Collected data:
----
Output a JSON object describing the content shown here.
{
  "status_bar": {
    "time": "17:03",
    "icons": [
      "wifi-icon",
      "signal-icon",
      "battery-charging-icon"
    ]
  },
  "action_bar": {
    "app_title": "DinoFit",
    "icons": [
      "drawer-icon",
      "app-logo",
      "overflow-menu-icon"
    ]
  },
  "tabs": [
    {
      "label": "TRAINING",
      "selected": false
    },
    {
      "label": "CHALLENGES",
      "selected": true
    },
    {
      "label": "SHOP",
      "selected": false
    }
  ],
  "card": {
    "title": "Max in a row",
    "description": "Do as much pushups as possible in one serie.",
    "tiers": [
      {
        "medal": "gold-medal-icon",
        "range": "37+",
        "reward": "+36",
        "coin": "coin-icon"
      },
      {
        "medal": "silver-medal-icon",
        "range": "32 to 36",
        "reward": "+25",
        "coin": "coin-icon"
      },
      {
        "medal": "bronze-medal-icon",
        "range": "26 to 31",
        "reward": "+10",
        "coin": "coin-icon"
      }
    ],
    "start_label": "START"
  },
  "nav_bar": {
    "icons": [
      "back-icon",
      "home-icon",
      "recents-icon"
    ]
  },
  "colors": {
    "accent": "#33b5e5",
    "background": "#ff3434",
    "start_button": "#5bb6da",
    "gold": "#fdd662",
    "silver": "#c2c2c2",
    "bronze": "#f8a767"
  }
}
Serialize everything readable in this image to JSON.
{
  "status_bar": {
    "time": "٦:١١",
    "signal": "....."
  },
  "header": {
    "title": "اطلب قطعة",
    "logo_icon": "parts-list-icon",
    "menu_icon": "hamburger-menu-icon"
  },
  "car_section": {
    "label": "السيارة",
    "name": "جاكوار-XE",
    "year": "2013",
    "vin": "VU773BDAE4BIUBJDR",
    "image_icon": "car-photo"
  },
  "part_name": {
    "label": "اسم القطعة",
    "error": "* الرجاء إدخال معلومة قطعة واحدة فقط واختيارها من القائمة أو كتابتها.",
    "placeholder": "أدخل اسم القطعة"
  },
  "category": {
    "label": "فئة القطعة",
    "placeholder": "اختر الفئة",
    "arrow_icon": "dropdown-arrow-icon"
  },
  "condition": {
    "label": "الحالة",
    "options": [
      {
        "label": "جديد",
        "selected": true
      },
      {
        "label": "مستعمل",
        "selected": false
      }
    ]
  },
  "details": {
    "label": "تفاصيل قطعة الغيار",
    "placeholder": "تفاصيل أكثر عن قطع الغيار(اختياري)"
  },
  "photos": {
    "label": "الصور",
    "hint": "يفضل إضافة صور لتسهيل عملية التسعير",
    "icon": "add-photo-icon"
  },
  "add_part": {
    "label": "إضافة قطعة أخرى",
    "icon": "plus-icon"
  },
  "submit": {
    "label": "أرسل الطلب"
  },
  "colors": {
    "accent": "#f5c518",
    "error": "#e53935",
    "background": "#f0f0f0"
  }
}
----
:: Task details ::
In the lines above, find each one with "menu" and list it.

:: Answer in full ::
      "overflow-menu-icon"
    "menu_icon": "hamburger-menu-icon"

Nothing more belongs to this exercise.